[GIVEN RECORDS]

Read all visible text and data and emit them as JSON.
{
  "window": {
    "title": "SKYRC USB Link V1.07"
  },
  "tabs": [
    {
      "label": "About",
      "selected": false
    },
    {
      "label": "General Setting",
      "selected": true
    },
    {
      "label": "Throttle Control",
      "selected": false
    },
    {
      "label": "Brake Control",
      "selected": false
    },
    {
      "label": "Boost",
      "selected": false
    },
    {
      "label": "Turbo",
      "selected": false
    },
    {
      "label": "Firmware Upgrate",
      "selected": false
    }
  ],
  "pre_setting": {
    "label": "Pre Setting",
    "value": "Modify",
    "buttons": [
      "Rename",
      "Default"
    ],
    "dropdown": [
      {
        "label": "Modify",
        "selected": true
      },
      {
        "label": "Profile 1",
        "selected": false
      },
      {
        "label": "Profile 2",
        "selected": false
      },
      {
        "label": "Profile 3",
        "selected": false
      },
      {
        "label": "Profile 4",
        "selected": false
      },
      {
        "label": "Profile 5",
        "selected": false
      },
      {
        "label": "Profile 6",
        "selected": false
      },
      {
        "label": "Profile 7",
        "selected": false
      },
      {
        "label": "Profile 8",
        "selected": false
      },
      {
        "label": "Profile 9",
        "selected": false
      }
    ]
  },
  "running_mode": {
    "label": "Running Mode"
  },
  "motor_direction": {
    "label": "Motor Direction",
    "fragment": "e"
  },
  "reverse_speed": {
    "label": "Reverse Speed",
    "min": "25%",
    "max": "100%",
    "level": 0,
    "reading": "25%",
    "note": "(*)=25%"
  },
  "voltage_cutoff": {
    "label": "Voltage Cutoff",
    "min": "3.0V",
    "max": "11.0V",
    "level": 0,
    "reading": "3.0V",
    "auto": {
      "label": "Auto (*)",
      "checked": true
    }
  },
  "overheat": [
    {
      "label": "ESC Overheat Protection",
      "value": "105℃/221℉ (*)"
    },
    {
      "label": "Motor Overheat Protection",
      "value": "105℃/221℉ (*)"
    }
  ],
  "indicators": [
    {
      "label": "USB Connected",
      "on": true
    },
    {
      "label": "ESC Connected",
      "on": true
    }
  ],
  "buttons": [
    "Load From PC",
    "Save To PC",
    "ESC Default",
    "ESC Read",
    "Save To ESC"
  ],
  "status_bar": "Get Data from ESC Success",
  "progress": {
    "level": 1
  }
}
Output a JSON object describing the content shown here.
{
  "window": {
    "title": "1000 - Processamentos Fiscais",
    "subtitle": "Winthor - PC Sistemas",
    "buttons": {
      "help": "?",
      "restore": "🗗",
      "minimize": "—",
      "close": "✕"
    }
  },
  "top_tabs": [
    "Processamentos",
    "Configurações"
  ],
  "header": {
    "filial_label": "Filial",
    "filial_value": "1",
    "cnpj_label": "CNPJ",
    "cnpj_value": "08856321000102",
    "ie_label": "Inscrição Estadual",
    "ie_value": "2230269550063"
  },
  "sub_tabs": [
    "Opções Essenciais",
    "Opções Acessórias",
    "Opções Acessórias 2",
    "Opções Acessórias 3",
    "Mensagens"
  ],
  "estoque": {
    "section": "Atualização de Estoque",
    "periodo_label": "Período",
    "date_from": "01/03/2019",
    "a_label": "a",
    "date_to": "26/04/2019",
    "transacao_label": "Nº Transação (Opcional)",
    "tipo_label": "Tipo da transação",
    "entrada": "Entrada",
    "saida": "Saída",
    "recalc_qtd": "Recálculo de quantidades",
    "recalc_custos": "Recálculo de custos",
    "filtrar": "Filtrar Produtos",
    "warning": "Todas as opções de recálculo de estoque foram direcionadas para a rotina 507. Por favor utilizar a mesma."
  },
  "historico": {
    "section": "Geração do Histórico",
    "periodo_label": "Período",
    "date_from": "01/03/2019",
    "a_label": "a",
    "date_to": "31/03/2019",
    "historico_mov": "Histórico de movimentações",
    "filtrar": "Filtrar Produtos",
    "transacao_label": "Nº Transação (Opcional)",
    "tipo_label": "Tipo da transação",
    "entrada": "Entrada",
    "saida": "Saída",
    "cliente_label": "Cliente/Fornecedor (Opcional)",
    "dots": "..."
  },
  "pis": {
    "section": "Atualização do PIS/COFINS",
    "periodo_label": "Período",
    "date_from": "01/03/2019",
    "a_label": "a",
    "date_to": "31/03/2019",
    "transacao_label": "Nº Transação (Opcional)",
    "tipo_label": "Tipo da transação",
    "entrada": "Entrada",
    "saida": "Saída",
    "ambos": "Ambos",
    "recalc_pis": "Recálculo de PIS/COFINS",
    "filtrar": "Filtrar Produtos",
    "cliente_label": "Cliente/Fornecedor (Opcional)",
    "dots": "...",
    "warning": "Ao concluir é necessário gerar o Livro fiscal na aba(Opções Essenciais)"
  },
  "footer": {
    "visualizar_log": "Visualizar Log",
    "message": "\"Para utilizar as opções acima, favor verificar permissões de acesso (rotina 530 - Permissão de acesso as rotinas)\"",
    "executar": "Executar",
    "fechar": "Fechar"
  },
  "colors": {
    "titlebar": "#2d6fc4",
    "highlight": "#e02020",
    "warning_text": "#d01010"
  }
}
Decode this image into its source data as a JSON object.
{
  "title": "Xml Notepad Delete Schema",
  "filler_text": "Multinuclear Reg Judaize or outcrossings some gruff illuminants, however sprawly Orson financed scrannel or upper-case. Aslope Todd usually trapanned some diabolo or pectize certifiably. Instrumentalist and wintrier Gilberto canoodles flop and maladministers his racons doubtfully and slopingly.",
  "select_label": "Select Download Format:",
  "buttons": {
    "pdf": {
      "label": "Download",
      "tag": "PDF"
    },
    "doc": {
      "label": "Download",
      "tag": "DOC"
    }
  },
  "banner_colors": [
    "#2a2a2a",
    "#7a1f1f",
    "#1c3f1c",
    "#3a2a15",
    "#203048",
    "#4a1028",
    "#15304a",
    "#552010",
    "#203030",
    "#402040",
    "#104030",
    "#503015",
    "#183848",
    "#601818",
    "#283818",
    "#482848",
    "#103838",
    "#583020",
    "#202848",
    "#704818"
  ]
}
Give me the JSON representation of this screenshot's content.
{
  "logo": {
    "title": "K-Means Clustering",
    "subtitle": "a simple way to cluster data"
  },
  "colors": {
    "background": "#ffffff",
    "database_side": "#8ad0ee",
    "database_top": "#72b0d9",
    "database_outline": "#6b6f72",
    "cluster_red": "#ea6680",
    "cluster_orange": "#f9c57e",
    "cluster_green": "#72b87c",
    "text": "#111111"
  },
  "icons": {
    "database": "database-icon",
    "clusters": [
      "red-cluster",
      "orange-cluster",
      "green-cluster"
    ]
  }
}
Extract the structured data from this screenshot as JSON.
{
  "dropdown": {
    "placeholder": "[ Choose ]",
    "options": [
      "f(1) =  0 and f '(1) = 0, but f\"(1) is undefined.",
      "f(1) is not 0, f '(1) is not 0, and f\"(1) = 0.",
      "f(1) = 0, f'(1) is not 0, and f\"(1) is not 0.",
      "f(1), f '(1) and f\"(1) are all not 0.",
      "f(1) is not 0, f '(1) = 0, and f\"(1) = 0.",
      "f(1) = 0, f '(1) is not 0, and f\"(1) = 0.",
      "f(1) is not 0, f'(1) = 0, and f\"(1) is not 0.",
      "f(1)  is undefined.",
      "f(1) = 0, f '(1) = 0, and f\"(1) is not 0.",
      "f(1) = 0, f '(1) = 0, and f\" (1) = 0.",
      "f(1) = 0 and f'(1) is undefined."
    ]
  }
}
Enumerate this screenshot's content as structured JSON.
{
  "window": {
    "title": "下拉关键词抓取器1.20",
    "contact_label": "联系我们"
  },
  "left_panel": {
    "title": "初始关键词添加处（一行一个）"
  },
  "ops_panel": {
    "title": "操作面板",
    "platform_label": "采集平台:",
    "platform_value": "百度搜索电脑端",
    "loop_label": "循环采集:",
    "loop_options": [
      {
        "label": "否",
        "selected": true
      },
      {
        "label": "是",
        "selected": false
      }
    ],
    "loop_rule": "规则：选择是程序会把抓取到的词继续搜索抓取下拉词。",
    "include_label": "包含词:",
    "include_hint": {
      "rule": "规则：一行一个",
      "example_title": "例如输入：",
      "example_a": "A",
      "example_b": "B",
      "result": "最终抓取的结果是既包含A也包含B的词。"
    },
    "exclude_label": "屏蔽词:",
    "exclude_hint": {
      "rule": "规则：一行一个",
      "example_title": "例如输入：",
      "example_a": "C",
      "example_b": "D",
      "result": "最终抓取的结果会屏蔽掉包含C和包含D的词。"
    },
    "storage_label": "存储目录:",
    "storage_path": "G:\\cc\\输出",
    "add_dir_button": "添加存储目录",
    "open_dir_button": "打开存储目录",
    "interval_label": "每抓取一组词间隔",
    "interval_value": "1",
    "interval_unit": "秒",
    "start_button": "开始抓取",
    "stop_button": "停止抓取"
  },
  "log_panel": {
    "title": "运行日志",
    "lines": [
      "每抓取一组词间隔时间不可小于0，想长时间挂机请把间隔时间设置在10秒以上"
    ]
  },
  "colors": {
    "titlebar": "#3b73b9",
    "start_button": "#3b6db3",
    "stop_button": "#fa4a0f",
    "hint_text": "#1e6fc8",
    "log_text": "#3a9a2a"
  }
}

[GIVEN PROBLEM] Which lines contain "Profile"? Copy each of them.

[FINAL ANSWER]
        "label": "Profile 1",
        "label": "Profile 2",
        "label": "Profile 3",
        "label": "Profile 4",
        "label": "Profile 5",
        "label": "Profile 6",
        "label": "Profile 7",
        "label": "Profile 8",
        "label": "Profile 9",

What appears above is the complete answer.